INSTRUCTIONS FOR THE TASK: Search the records for "تنظیمات". Copy every line where it appears.

WORKING DATA:
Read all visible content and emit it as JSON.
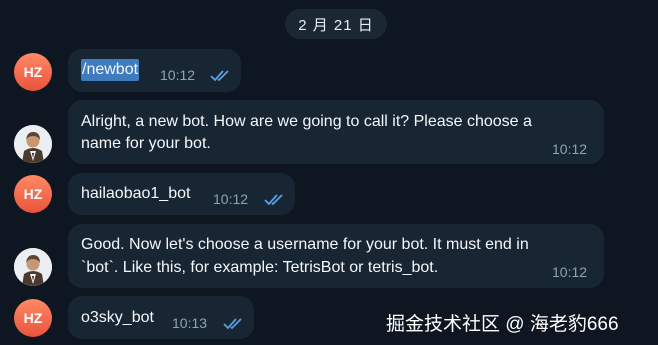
{
  "date_separator": "2 月 21 日",
  "messages": [
    {
      "sender": "HZ",
      "text": "/newbot",
      "time": "10:12"
    },
    {
      "sender": "bot",
      "line1": "Alright, a new bot. How are we going to call it? Please choose a",
      "line2": "name for your bot.",
      "time": "10:12"
    },
    {
      "sender": "HZ",
      "text": "hailaobao1_bot",
      "time": "10:12"
    },
    {
      "sender": "bot",
      "line1": "Good. Now let's choose a username for your bot. It must end in",
      "line2": "`bot`. Like this, for example: TetrisBot or tetris_bot.",
      "time": "10:12"
    },
    {
      "sender": "HZ",
      "text": "o3sky_bot",
      "time": "10:13"
    }
  ],
  "watermark": "掘金技术社区 @ 海老豹666",
  "colors": {
    "background": "#0e1621",
    "bubble": "#182533",
    "selection": "#3e7bbf",
    "time": "#8ea4b8",
    "ticks": "#5aa0e6",
    "avatar_hz": "#e9533c"
  }
}
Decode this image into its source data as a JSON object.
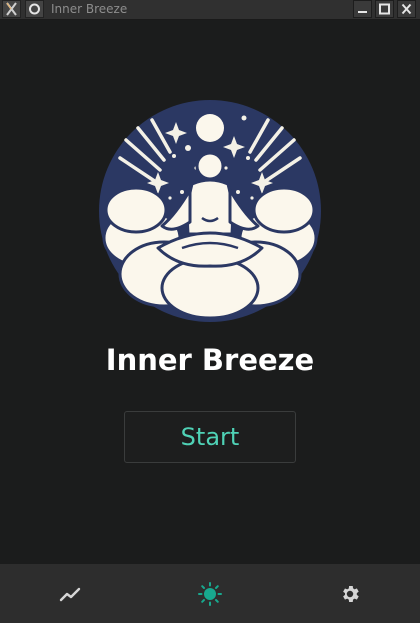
{
  "window": {
    "title": "Inner Breeze"
  },
  "titlebar": {
    "app_icon": "x-app-icon",
    "menu_icon": "window-menu-icon",
    "controls": [
      "minimize-icon",
      "maximize-icon",
      "close-icon"
    ]
  },
  "main": {
    "logo": "meditation-logo",
    "app_title": "Inner Breeze",
    "start_label": "Start"
  },
  "bottom_nav": {
    "items": [
      {
        "icon": "chart-line-icon",
        "active": false
      },
      {
        "icon": "sun-icon",
        "active": true
      },
      {
        "icon": "gear-icon",
        "active": false
      }
    ]
  },
  "colors": {
    "background": "#1b1c1c",
    "accent": "#4fd2b6",
    "logo_navy": "#2b3863",
    "logo_cream": "#fbf7ec",
    "nav_active": "#18a88e",
    "nav_inactive": "#d6d6d6"
  }
}
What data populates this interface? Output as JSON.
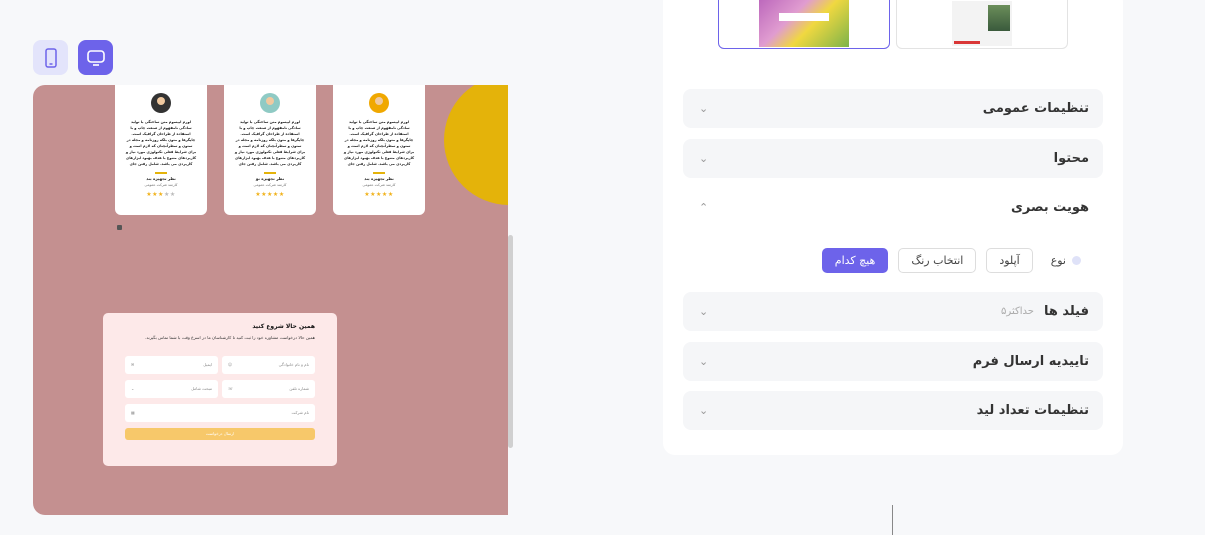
{
  "device_toggle": {
    "mobile_icon": "mobile-icon",
    "desktop_icon": "desktop-icon",
    "active": "desktop"
  },
  "preview": {
    "testimonials": [
      {
        "text": "لورم ایپسوم متن ساختگی با تولید سادگی نامفهوم از صنعت چاپ و با استفاده از طراحان گرافیک است. چاپگرها و متون بلکه روزنامه و مجله در ستون و سطرآنچنان که لازم است و برای شرایط فعلی تکنولوژی مورد نیاز و کاربردهای متنوع با هدف بهبود ابزارهای کاربردی می باشد. شامل رفتن جای",
        "name": "نظر تجهیزه بند",
        "role": "کارمند شرکت عمومی",
        "stars": 5
      },
      {
        "text": "لورم ایپسوم متن ساختگی با تولید سادگی نامفهوم از صنعت چاپ و با استفاده از طراحان گرافیک است. چاپگرها و متون بلکه روزنامه و مجله در ستون و سطرآنچنان که لازم است و برای شرایط فعلی تکنولوژی مورد نیاز و کاربردهای متنوع با هدف بهبود ابزارهای کاربردی می باشد. شامل رفتن جای",
        "name": "نظر تجهیزه نو",
        "role": "کارمند شرکت عمومی",
        "stars": 5
      },
      {
        "text": "لورم ایپسوم متن ساختگی با تولید سادگی نامفهوم از صنعت چاپ و با استفاده از طراحان گرافیک است. چاپگرها و متون بلکه روزنامه و مجله در ستون و سطرآنچنان که لازم است و برای شرایط فعلی تکنولوژی مورد نیاز و کاربردهای متنوع با هدف بهبود ابزارهای کاربردی می باشد. شامل رفتن جای",
        "name": "نظر تجهیزه بند",
        "role": "کارمند شرکت عمومی",
        "stars": 3
      }
    ],
    "form": {
      "title": "همین حالا شروع کنید",
      "description": "همین حالا درخواست مشاوره خود را ثبت کنید تا کارشناسان ما در اسرع وقت با شما تماس بگیرند.",
      "fields": {
        "full_name": "نام و نام خانوادگی",
        "email": "ایمیل",
        "phone": "شماره تلفن",
        "subject": "مبحث شامل",
        "title_field": "نام شرکت"
      },
      "submit": "ارسال درخواست"
    },
    "colors": {
      "background": "#c49090",
      "accent": "#e4b30a",
      "form_bg": "#fde9e9",
      "submit": "#f7c86a"
    }
  },
  "settings": {
    "sections": [
      {
        "title": "تنظیمات عمومی",
        "expanded": false
      },
      {
        "title": "محتوا",
        "expanded": false
      },
      {
        "title": "هویت بصری",
        "expanded": true
      },
      {
        "title": "فیلد ها",
        "hint": "حداکثر۵",
        "expanded": false
      },
      {
        "title": "تاییدیه ارسال فرم",
        "expanded": false
      },
      {
        "title": "تنظیمات تعداد لید",
        "expanded": false
      }
    ],
    "visual_identity": {
      "type_label": "نوع",
      "options": [
        "آپلود",
        "انتخاب رنگ",
        "هیچ کدام"
      ],
      "selected": "هیچ کدام"
    },
    "accent_color": "#6d63ea"
  }
}
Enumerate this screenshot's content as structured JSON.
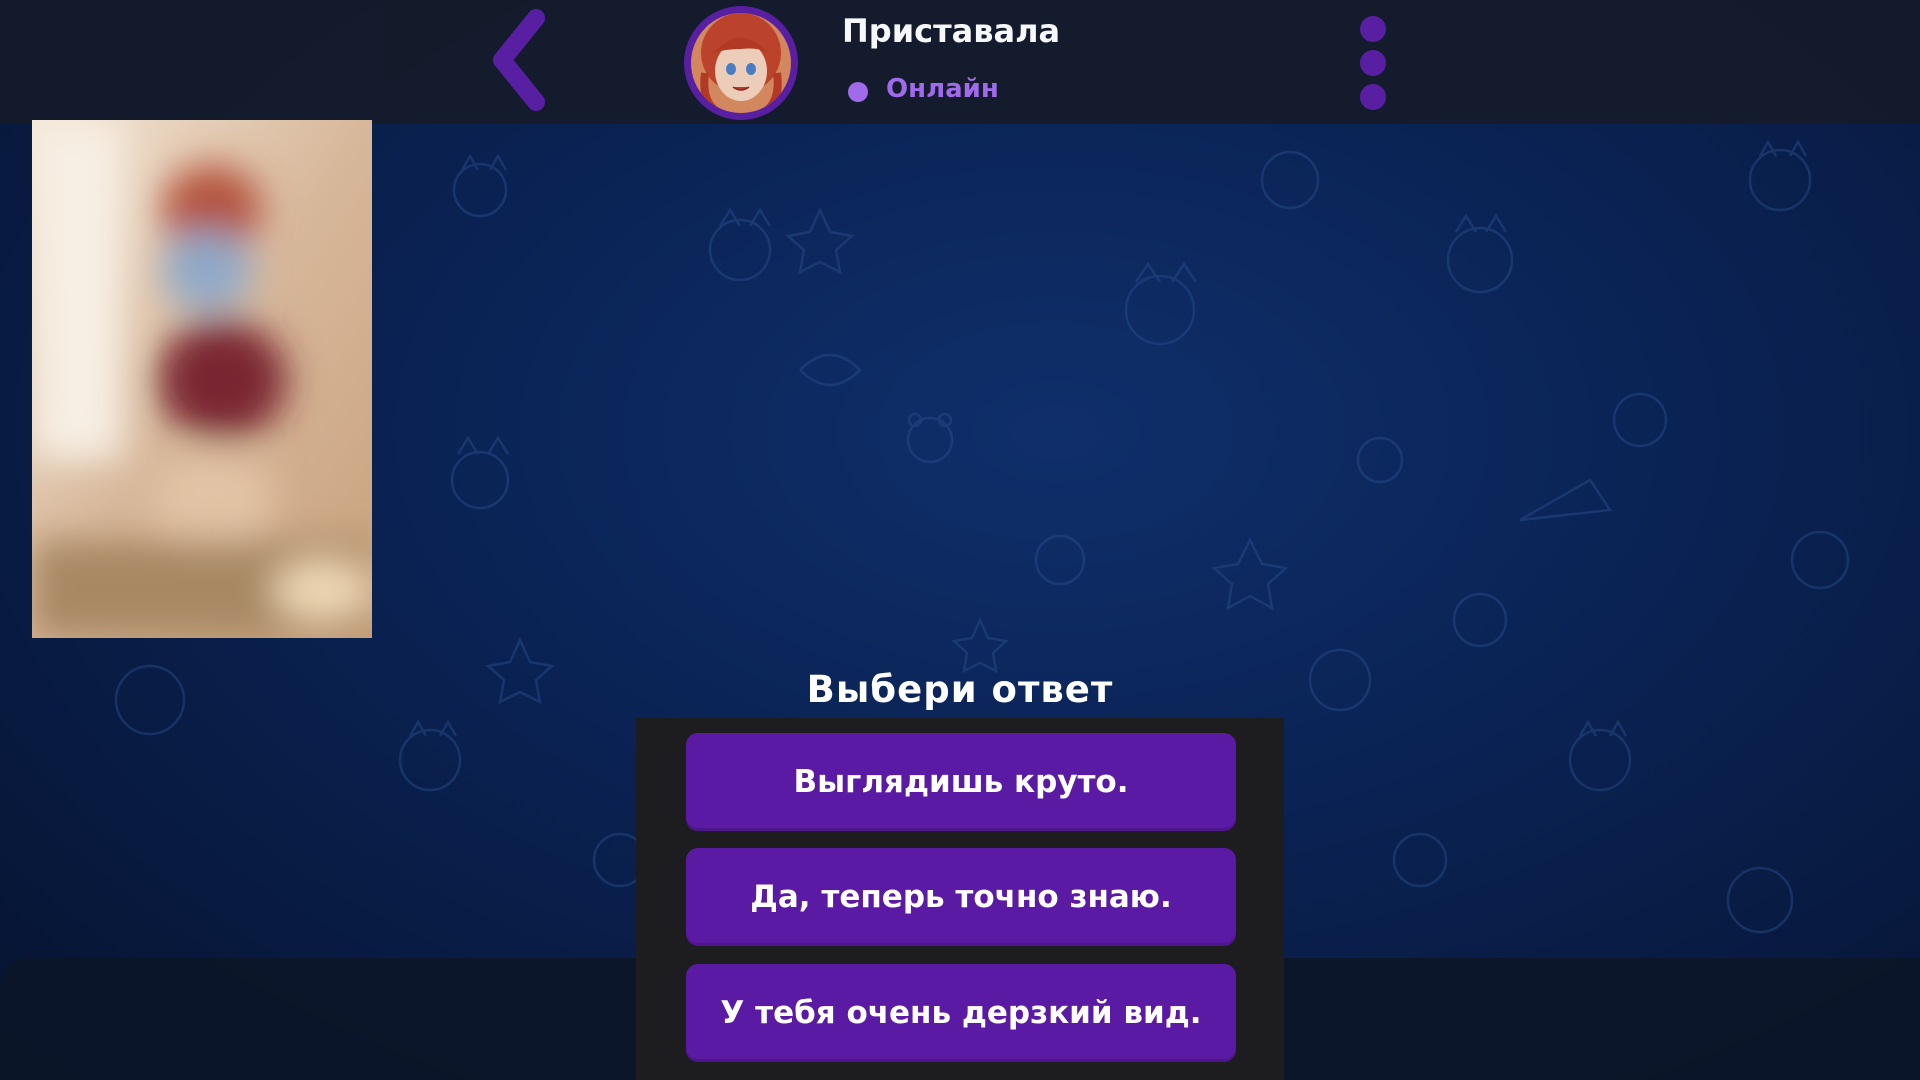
{
  "header": {
    "back_icon": "chevron-left-icon",
    "contact_name": "Приставала",
    "status": "Онлайн",
    "menu_icon": "vertical-dots-icon"
  },
  "photo": {
    "description_icon": "blurred-photo"
  },
  "choice": {
    "title": "Выбери ответ",
    "options": [
      "Выглядишь круто.",
      "Да, теперь точно знаю.",
      "У тебя очень дерзкий вид."
    ]
  },
  "colors": {
    "accent": "#5b1aa3",
    "status": "#a46ef0",
    "background": "#0a2253",
    "panel": "#1d1d1f"
  }
}
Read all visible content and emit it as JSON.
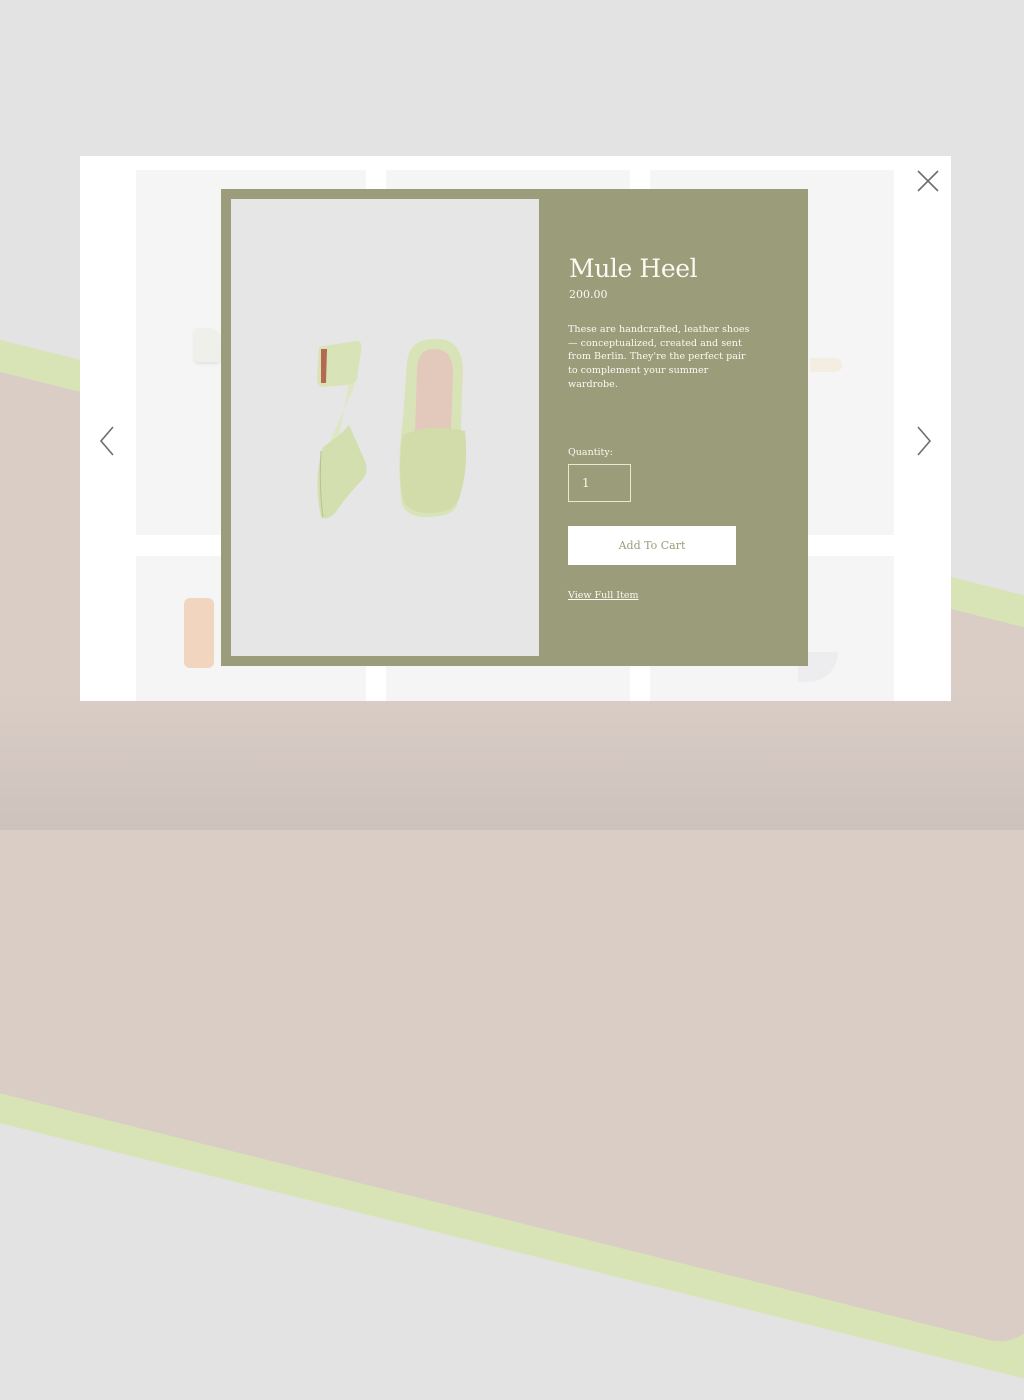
{
  "product": {
    "title": "Mule Heel",
    "price": "200.00",
    "description": "These are handcrafted, leather shoes — conceptualized, created and sent from Berlin. They're the perfect pair to complement your summer wardrobe.",
    "quantity_label": "Quantity:",
    "quantity_value": "1",
    "add_to_cart_label": "Add To Cart",
    "view_full_item_label": "View Full Item"
  },
  "icons": {
    "close": "close-icon",
    "previous": "chevron-left-icon",
    "next": "chevron-right-icon"
  },
  "colors": {
    "modal_background": "#9b9c7a",
    "product_image_background": "#e6e6e7",
    "shoe_color": "#d9e3b8",
    "panel_background": "#ffffff",
    "page_background": "#e3e3e3"
  }
}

OUTPUT FOR THIS TASK:
        "title": "تنظیمات عمومی",
        "title": "تنظیمات تعداد لید",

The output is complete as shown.